**What you are asked to do**
Reproduce the following lines word for word, keeping their order.

**Material for the task**
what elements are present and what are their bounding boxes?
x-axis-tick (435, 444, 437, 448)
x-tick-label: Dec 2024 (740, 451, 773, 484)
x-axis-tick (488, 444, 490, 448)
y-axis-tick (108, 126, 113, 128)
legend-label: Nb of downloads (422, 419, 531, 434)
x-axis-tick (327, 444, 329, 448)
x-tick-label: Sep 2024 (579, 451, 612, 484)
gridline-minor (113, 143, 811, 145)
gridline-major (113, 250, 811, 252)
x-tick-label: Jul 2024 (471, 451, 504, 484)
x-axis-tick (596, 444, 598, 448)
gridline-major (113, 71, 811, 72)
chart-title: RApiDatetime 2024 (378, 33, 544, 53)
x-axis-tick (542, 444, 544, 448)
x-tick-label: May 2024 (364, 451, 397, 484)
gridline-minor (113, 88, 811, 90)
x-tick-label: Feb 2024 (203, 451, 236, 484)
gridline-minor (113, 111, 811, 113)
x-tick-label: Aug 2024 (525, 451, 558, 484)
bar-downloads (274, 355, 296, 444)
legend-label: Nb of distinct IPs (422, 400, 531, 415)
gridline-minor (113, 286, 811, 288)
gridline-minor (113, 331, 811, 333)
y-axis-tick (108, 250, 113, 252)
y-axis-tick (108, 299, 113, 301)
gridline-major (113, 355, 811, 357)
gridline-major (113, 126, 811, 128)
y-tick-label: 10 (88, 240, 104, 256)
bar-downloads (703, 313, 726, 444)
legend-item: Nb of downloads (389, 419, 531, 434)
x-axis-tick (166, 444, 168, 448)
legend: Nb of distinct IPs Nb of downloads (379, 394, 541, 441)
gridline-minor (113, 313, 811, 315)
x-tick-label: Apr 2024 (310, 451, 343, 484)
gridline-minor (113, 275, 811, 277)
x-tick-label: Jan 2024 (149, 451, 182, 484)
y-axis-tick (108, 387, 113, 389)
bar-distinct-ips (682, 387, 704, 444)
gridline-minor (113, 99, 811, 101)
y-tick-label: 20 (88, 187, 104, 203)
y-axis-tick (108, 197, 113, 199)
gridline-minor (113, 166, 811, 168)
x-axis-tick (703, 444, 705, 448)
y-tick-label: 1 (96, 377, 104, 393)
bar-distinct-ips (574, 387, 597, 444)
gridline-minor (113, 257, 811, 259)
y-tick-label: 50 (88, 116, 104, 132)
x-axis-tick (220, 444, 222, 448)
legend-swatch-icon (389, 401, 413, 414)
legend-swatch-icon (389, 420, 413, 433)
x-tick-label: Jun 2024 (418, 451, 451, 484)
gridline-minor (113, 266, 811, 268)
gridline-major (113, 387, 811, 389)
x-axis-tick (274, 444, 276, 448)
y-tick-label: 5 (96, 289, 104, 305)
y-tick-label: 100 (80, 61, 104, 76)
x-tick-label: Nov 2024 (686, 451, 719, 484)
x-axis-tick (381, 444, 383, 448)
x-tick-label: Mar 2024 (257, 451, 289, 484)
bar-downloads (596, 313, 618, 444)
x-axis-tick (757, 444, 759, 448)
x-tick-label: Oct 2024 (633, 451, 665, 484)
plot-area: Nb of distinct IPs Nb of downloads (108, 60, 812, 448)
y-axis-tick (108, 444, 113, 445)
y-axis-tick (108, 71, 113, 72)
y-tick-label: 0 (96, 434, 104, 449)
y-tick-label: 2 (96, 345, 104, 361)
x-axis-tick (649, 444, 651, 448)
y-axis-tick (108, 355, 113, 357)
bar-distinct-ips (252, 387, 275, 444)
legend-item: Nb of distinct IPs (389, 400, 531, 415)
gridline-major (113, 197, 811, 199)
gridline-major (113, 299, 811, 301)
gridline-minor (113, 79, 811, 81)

**Answer to the exercise**
what elements are present and what are their bounding boxes?
x-axis-tick (435, 444, 437, 448)
x-tick-label: Dec 2024 (740, 451, 773, 484)
x-axis-tick (488, 444, 490, 448)
y-axis-tick (108, 126, 113, 128)
legend-label: Nb of downloads (422, 419, 531, 434)
x-axis-tick (327, 444, 329, 448)
x-tick-label: Sep 2024 (579, 451, 612, 484)
gridline-minor (113, 143, 811, 145)
gridline-major (113, 250, 811, 252)
x-tick-label: Jul 2024 (471, 451, 504, 484)
x-axis-tick (596, 444, 598, 448)
gridline-major (113, 71, 811, 72)
chart-title: RApiDatetime 2024 (378, 33, 544, 53)
x-axis-tick (542, 444, 544, 448)
x-tick-label: May 2024 (364, 451, 397, 484)
gridline-minor (113, 88, 811, 90)
x-tick-label: Feb 2024 (203, 451, 236, 484)
gridline-minor (113, 111, 811, 113)
x-tick-label: Aug 2024 (525, 451, 558, 484)
bar-downloads (274, 355, 296, 444)
legend-label: Nb of distinct IPs (422, 400, 531, 415)
gridline-minor (113, 286, 811, 288)
gridline-minor (113, 331, 811, 333)
y-axis-tick (108, 250, 113, 252)
y-axis-tick (108, 299, 113, 301)
gridline-major (113, 355, 811, 357)
gridline-major (113, 126, 811, 128)
y-tick-label: 10 (88, 240, 104, 256)
bar-downloads (703, 313, 726, 444)
legend-item: Nb of downloads (389, 419, 531, 434)
x-axis-tick (166, 444, 168, 448)
legend: Nb of distinct IPs Nb of downloads (379, 394, 541, 441)
gridline-minor (113, 313, 811, 315)
x-tick-label: Apr 2024 (310, 451, 343, 484)
gridline-minor (113, 275, 811, 277)
x-tick-label: Jan 2024 (149, 451, 182, 484)
y-axis-tick (108, 387, 113, 389)
bar-distinct-ips (682, 387, 704, 444)
gridline-minor (113, 99, 811, 101)
y-tick-label: 20 (88, 187, 104, 203)
y-axis-tick (108, 197, 113, 199)
gridline-minor (113, 166, 811, 168)
x-axis-tick (703, 444, 705, 448)
y-tick-label: 1 (96, 377, 104, 393)
bar-distinct-ips (574, 387, 597, 444)
gridline-minor (113, 257, 811, 259)
y-tick-label: 50 (88, 116, 104, 132)
x-axis-tick (220, 444, 222, 448)
legend-swatch-icon (389, 401, 413, 414)
legend-swatch-icon (389, 420, 413, 433)
x-tick-label: Jun 2024 (418, 451, 451, 484)
gridline-minor (113, 266, 811, 268)
gridline-major (113, 387, 811, 389)
x-axis-tick (274, 444, 276, 448)
y-tick-label: 5 (96, 289, 104, 305)
y-tick-label: 100 (80, 61, 104, 76)
x-tick-label: Nov 2024 (686, 451, 719, 484)
x-axis-tick (381, 444, 383, 448)
x-tick-label: Mar 2024 (257, 451, 289, 484)
bar-downloads (596, 313, 618, 444)
x-axis-tick (757, 444, 759, 448)
x-tick-label: Oct 2024 (633, 451, 665, 484)
plot-area: Nb of distinct IPs Nb of downloads (108, 60, 812, 448)
y-axis-tick (108, 444, 113, 445)
y-axis-tick (108, 71, 113, 72)
y-tick-label: 0 (96, 434, 104, 449)
y-tick-label: 2 (96, 345, 104, 361)
x-axis-tick (649, 444, 651, 448)
y-axis-tick (108, 355, 113, 357)
bar-distinct-ips (252, 387, 275, 444)
legend-item: Nb of distinct IPs (389, 400, 531, 415)
gridline-major (113, 197, 811, 199)
gridline-major (113, 299, 811, 301)
gridline-minor (113, 79, 811, 81)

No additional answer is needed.